Task input:
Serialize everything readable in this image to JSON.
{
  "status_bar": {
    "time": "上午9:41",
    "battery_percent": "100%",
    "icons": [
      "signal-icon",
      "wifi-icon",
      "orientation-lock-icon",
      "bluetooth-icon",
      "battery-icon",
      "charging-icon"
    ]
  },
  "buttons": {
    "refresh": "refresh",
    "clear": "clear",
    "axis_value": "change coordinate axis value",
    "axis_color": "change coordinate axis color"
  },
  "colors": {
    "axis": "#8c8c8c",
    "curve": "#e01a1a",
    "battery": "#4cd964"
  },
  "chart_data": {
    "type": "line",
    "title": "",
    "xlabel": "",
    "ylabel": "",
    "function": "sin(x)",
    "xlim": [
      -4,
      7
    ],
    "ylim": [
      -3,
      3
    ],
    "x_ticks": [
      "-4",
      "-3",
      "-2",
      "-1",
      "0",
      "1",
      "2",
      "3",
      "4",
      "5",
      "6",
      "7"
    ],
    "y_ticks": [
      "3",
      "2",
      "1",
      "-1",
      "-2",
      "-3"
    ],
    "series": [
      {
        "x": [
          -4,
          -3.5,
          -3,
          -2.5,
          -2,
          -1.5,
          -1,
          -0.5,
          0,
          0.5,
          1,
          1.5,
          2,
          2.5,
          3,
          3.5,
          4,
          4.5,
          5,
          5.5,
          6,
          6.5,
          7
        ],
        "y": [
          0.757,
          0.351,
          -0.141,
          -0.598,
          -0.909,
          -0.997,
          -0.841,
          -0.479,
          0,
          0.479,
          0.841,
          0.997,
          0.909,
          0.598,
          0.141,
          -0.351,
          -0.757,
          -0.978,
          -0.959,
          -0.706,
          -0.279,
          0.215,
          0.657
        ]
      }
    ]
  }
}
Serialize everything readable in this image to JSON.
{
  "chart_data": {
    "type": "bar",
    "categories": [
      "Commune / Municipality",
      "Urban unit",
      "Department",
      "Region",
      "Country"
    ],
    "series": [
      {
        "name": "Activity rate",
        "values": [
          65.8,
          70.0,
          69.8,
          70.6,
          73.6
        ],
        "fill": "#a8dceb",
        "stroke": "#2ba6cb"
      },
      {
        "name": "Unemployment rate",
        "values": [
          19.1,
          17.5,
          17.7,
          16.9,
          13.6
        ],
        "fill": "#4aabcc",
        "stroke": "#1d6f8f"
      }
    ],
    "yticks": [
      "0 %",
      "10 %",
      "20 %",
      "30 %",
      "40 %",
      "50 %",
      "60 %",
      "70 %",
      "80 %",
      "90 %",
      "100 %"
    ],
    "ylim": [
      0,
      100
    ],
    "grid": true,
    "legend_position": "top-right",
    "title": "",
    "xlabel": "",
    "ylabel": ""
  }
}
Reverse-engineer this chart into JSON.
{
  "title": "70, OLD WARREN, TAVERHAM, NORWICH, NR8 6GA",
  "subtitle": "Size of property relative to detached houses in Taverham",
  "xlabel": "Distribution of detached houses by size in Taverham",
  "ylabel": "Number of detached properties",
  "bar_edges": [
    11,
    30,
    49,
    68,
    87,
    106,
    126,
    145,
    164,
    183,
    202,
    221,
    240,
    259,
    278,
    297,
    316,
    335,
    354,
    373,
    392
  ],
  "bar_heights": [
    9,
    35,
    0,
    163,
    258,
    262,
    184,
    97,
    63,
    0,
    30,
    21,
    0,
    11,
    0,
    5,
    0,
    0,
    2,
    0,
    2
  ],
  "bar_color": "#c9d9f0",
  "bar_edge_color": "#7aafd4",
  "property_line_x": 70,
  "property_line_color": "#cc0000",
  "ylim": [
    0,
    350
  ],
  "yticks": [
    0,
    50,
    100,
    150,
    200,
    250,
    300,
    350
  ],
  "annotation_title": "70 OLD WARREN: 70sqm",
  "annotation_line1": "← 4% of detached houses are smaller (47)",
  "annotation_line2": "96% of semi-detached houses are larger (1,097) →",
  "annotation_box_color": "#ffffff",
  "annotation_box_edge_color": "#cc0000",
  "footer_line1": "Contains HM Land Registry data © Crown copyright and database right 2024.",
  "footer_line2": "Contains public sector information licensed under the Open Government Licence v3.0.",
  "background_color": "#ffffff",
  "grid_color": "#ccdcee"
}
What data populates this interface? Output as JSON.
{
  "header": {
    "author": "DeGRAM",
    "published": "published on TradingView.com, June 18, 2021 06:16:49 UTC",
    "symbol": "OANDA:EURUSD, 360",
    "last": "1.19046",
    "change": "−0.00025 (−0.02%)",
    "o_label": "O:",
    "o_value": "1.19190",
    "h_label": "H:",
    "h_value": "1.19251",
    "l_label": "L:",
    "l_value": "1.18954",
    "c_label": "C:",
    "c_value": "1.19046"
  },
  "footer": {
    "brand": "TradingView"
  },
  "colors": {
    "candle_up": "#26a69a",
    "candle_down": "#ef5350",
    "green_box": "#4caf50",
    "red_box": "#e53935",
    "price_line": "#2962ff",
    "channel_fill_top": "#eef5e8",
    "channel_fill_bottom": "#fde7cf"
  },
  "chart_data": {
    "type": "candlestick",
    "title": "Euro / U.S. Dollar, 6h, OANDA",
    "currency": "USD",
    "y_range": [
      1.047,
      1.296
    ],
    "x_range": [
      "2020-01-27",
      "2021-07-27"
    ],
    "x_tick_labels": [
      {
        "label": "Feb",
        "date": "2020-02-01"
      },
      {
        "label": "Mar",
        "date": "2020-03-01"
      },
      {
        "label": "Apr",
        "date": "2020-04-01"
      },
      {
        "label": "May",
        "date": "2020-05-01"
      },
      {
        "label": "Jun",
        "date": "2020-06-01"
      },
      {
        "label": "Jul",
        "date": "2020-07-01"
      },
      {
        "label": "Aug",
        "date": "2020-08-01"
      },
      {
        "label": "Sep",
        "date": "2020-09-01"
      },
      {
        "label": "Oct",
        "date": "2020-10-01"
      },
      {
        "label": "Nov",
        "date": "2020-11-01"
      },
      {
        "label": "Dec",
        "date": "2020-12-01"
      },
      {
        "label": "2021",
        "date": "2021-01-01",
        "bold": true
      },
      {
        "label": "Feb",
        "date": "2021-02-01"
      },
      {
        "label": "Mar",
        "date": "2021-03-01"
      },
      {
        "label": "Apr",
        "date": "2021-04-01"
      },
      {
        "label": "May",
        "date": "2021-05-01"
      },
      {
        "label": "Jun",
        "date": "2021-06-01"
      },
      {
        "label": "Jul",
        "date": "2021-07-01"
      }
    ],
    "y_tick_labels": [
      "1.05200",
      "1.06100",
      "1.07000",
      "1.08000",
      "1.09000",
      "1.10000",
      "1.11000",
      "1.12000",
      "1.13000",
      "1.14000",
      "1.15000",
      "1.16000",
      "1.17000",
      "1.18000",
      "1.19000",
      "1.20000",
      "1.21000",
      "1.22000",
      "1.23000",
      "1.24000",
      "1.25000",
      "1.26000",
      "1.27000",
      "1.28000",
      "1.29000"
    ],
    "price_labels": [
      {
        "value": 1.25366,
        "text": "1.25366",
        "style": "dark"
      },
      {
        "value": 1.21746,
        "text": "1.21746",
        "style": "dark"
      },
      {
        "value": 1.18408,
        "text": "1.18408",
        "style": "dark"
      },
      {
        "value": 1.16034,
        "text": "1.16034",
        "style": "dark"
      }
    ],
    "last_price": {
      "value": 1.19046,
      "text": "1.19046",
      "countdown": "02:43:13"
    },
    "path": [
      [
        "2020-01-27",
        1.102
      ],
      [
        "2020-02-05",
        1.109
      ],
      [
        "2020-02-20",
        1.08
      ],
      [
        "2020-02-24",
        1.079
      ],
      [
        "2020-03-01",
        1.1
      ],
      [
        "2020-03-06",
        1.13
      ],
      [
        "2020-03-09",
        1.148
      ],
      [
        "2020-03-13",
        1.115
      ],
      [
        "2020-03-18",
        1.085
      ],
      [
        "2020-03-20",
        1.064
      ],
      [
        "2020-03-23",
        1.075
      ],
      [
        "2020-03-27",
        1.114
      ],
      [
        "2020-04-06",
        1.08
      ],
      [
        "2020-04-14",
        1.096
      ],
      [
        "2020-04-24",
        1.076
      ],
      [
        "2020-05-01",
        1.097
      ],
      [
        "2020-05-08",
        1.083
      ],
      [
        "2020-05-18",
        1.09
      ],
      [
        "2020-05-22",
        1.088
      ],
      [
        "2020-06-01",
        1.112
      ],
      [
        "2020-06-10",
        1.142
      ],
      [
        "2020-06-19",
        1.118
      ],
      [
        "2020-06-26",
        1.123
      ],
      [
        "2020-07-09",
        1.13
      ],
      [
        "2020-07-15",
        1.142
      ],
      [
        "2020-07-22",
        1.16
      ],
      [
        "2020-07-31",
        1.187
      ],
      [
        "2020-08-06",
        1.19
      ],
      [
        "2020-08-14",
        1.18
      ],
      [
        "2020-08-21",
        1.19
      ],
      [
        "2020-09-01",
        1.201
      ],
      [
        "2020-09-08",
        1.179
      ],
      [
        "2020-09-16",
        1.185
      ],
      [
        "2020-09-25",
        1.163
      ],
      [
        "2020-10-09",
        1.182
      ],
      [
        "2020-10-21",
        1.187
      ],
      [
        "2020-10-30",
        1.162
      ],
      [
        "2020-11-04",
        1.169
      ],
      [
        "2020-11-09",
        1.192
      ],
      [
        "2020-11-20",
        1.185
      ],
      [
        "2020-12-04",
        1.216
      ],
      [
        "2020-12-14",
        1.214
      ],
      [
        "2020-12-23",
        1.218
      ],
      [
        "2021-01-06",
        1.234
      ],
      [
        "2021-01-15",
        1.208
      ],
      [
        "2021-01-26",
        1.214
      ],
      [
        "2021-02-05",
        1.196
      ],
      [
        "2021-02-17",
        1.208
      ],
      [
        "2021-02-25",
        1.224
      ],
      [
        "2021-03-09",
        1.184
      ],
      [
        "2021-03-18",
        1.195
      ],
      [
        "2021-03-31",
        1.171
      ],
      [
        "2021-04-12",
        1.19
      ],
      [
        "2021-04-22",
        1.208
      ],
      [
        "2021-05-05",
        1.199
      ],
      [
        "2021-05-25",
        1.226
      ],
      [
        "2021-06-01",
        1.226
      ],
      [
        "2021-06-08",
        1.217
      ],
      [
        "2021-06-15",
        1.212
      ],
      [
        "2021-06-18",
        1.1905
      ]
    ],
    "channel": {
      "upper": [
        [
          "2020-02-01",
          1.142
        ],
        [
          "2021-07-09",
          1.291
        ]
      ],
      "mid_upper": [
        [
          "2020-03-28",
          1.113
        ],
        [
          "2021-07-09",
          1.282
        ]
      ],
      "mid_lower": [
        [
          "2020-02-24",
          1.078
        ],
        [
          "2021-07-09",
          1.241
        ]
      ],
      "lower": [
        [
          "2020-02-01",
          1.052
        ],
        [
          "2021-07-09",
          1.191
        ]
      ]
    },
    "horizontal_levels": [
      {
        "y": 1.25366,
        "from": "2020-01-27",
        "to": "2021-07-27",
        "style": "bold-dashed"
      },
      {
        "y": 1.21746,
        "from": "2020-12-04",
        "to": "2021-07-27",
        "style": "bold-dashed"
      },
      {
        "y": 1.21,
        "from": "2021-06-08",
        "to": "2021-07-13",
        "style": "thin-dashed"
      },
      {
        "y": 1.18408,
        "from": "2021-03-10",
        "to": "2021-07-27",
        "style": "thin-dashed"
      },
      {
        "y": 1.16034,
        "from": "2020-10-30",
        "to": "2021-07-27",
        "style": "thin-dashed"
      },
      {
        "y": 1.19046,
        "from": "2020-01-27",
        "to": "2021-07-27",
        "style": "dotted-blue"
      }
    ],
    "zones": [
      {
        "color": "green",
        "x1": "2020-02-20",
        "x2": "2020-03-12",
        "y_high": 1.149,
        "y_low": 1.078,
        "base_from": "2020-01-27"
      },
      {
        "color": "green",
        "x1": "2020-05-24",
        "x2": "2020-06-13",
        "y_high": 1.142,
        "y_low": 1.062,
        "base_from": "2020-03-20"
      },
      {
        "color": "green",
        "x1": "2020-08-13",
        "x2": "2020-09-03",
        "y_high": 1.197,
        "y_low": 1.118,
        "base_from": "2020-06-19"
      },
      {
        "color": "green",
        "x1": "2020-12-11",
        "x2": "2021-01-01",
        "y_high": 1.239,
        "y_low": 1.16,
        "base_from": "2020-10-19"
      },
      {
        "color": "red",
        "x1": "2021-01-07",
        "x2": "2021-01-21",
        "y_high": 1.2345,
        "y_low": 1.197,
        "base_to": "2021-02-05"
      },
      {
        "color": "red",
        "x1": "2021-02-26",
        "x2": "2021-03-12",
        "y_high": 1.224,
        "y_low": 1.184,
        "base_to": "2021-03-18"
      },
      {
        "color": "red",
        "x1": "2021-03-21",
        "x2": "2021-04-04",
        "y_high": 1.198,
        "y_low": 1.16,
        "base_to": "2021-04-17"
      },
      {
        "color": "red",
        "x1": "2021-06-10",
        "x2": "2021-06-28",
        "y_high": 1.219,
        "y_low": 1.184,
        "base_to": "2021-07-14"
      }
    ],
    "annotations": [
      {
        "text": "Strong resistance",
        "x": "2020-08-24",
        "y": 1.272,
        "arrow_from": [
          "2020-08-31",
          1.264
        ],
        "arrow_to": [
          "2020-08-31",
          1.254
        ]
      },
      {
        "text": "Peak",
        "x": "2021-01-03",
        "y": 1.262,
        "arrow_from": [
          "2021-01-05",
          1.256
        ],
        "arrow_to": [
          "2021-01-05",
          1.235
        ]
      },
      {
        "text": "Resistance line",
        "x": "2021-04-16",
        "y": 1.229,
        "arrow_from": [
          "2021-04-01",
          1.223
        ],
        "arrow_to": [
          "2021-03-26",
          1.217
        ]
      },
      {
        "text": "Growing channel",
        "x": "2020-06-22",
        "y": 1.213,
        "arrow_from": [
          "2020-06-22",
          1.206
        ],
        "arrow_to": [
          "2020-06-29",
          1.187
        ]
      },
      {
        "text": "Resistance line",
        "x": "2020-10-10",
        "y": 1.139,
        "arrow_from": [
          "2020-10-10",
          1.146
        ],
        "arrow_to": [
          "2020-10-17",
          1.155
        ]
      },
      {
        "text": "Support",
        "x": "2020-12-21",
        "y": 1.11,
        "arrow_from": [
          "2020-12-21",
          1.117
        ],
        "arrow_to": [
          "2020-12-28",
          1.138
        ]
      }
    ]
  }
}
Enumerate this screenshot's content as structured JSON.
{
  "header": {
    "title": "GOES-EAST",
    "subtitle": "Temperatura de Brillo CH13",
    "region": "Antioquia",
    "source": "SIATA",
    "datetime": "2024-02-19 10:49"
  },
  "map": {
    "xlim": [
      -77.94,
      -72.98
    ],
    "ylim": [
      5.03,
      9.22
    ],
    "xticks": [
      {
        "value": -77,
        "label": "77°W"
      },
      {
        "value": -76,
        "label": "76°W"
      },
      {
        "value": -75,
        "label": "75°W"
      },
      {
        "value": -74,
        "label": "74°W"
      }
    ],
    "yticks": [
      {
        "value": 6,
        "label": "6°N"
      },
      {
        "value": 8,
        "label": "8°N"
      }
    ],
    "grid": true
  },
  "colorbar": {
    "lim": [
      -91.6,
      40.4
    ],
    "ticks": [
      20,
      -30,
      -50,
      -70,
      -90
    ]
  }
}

Objective: Read the entries and select each line where the word "OANDA" is found.

Solution to the problem:
    "symbol": "OANDA:EURUSD, 360",
    "title": "Euro / U.S. Dollar, 6h, OANDA",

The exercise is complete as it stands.